REQUEST: Reproduce each of the following items word for word.

SUPPLIED RECORDS:

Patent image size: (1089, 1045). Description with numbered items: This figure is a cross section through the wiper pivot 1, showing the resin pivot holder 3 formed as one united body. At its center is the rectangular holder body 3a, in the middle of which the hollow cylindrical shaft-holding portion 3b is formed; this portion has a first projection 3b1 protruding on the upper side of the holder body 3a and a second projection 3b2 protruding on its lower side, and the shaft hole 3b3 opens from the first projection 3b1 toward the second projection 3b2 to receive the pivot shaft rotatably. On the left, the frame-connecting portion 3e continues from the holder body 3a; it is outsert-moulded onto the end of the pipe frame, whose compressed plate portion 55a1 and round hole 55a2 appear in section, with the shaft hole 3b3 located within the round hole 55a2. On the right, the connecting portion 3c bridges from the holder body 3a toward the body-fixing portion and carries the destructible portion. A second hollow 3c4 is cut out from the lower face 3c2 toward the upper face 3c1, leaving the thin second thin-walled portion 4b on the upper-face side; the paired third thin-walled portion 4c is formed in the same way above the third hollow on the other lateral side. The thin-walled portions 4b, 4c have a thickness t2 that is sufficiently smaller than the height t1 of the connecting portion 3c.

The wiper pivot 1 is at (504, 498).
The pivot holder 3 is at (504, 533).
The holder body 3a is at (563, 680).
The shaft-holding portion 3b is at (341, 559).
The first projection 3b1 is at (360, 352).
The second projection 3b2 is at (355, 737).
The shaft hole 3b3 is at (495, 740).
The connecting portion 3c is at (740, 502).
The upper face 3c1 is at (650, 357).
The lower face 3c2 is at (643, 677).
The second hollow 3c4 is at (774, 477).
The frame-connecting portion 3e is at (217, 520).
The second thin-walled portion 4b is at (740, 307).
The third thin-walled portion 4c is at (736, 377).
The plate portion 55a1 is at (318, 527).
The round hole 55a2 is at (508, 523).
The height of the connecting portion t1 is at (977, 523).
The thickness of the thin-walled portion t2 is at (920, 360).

TASK RESULT:
Patent image size: (1089, 1045). Description with numbered items: This figure is a cross section through the wiper pivot 1, showing the resin pivot holder 3 formed as one united body. At its center is the rectangular holder body 3a, in the middle of which the hollow cylindrical shaft-holding portion 3b is formed; this portion has a first projection 3b1 protruding on the upper side of the holder body 3a and a second projection 3b2 protruding on its lower side, and the shaft hole 3b3 opens from the first projection 3b1 toward the second projection 3b2 to receive the pivot shaft rotatably. On the left, the frame-connecting portion 3e continues from the holder body 3a; it is outsert-moulded onto the end of the pipe frame, whose compressed plate portion 55a1 and round hole 55a2 appear in section, with the shaft hole 3b3 located within the round hole 55a2. On the right, the connecting portion 3c bridges from the holder body 3a toward the body-fixing portion and carries the destructible portion. A second hollow 3c4 is cut out from the lower face 3c2 toward the upper face 3c1, leaving the thin second thin-walled portion 4b on the upper-face side; the paired third thin-walled portion 4c is formed in the same way above the third hollow on the other lateral side. The thin-walled portions 4b, 4c have a thickness t2 that is sufficiently smaller than the height t1 of the connecting portion 3c.

The wiper pivot 1 is at (504, 498).
The pivot holder 3 is at (504, 533).
The holder body 3a is at (563, 680).
The shaft-holding portion 3b is at (341, 559).
The first projection 3b1 is at (360, 352).
The second projection 3b2 is at (355, 737).
The shaft hole 3b3 is at (495, 740).
The connecting portion 3c is at (740, 502).
The upper face 3c1 is at (650, 357).
The lower face 3c2 is at (643, 677).
The second hollow 3c4 is at (774, 477).
The frame-connecting portion 3e is at (217, 520).
The second thin-walled portion 4b is at (740, 307).
The third thin-walled portion 4c is at (736, 377).
The plate portion 55a1 is at (318, 527).
The round hole 55a2 is at (508, 523).
The height of the connecting portion t1 is at (977, 523).
The thickness of the thin-walled portion t2 is at (920, 360).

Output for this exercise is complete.